## SUPPLIED MATERIAL:

_ _ _ _ _ _ _

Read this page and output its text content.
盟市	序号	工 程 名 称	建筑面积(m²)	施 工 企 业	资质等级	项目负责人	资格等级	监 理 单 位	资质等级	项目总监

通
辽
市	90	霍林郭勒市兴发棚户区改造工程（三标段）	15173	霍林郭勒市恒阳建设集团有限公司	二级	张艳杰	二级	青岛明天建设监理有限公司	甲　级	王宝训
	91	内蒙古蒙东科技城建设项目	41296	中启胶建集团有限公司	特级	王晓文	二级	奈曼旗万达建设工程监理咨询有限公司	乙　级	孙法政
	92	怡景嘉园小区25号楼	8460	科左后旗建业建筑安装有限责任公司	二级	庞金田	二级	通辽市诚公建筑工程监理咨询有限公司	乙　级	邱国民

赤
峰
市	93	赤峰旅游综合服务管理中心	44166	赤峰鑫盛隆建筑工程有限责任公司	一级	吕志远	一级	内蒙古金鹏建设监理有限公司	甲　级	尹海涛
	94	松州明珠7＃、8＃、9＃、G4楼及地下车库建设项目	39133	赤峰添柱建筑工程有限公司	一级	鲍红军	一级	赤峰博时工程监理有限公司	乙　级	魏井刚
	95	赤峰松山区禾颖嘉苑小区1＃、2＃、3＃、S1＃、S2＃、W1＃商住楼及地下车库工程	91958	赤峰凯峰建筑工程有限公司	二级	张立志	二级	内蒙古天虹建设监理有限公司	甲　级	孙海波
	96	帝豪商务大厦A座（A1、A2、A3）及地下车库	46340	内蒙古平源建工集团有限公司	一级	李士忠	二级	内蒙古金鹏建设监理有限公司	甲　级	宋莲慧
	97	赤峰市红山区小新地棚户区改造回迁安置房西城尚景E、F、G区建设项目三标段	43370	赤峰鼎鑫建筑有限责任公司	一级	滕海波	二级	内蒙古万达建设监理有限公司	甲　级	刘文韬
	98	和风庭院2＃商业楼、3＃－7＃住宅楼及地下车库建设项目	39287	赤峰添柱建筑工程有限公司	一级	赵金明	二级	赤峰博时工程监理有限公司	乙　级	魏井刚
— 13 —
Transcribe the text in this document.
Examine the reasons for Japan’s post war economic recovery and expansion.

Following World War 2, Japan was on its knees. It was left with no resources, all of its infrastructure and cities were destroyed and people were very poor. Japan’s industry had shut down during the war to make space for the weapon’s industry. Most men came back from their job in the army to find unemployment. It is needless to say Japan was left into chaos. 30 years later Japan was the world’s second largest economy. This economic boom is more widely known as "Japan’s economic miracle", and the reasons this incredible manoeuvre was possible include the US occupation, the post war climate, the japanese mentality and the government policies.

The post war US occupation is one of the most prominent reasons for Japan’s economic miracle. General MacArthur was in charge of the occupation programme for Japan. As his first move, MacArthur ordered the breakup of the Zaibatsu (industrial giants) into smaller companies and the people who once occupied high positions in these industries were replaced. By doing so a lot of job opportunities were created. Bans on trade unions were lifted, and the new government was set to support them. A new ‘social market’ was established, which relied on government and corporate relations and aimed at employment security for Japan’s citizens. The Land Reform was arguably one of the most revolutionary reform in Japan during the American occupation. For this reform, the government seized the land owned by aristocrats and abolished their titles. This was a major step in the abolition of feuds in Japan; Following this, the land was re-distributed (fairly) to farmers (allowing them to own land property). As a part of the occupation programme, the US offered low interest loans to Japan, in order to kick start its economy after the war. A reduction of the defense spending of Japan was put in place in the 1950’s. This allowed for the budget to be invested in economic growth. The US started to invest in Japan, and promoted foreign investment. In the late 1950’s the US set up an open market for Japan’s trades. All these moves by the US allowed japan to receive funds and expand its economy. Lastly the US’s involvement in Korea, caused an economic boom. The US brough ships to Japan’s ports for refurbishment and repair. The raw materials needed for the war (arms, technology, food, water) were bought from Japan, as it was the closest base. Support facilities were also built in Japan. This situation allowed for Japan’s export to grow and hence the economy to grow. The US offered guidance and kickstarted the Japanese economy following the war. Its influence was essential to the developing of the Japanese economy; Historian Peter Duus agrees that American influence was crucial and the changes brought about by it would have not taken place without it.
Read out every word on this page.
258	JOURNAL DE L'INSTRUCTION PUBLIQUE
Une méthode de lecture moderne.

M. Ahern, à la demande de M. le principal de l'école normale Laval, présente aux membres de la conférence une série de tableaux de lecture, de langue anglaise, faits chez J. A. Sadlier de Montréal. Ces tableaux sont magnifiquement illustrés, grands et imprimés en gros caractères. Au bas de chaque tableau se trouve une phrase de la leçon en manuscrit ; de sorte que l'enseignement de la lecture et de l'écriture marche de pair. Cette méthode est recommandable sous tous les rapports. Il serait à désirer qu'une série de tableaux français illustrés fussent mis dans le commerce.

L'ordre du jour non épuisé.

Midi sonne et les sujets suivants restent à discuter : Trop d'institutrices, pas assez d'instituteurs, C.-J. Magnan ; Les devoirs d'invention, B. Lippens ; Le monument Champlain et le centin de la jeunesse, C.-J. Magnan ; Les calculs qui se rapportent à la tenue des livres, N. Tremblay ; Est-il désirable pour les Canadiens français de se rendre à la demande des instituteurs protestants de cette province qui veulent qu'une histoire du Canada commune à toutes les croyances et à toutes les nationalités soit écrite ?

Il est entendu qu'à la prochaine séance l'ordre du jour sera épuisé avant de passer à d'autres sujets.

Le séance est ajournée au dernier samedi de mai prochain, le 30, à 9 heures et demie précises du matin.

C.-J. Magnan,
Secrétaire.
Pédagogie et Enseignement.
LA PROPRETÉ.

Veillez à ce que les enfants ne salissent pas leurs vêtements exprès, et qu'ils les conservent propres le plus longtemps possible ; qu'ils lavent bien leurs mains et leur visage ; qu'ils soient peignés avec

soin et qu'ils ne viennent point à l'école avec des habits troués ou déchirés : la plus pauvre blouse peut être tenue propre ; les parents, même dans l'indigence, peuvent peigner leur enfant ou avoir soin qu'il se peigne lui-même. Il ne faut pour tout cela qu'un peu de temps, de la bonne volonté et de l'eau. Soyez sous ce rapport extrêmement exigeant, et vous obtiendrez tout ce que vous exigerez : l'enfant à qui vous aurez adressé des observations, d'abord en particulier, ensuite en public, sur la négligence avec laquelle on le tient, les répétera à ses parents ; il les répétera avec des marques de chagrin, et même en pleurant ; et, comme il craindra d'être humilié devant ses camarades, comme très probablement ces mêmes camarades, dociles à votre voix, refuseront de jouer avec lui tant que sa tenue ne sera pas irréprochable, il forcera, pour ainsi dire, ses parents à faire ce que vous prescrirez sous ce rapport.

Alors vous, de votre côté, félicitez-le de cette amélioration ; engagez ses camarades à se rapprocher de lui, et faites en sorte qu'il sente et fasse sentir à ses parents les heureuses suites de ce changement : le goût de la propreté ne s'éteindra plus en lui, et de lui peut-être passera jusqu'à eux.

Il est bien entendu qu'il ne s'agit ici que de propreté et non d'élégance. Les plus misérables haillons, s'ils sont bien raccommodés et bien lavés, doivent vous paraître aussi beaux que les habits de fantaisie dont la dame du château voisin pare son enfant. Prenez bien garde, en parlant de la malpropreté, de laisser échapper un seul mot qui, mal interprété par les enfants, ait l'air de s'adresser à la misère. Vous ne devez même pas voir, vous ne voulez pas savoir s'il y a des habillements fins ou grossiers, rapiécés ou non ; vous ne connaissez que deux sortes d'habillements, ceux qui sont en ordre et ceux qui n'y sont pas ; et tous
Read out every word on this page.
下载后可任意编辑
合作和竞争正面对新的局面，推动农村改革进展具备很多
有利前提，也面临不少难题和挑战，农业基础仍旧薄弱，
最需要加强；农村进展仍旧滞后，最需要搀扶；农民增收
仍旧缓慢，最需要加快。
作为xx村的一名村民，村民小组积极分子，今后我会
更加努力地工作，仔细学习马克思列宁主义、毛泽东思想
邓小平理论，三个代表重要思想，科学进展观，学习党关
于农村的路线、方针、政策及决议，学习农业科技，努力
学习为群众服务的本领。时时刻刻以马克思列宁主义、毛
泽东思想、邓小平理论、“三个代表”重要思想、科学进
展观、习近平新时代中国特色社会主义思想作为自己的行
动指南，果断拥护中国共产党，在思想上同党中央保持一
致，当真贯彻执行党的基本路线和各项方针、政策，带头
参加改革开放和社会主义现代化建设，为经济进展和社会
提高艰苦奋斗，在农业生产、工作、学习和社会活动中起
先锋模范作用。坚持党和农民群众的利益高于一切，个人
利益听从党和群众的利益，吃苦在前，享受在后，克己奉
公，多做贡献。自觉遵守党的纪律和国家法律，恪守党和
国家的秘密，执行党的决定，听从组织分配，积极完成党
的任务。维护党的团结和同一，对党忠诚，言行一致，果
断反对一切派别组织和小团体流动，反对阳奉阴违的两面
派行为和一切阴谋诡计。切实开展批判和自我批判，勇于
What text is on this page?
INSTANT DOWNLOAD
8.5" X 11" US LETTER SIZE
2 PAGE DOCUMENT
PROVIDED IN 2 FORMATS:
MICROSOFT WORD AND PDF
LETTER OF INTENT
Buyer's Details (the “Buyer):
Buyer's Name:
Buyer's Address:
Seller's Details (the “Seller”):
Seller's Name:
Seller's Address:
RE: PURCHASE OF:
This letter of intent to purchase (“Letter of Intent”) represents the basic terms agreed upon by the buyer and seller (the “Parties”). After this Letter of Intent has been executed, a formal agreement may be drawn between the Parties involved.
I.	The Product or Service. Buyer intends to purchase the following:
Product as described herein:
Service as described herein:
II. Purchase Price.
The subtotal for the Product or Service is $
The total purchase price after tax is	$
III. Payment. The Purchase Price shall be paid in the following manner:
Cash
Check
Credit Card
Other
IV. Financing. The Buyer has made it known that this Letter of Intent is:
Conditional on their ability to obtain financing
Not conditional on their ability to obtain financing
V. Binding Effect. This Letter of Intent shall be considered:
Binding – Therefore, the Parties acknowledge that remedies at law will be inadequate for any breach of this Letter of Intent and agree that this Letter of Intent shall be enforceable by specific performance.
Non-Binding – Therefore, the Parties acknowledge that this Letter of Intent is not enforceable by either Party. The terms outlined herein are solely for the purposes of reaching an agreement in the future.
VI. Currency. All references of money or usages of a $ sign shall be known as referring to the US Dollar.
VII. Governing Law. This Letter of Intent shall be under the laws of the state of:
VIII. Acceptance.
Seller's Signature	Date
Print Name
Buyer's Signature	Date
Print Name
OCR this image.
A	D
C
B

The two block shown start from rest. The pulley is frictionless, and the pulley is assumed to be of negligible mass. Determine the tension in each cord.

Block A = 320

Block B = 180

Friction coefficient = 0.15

_ _ _ _ _ _ _

Read through the entries and copy each line in which "Date" appears.

## ANSWER TO THE PROBLEM:
Seller's Signature	Date
Buyer's Signature	Date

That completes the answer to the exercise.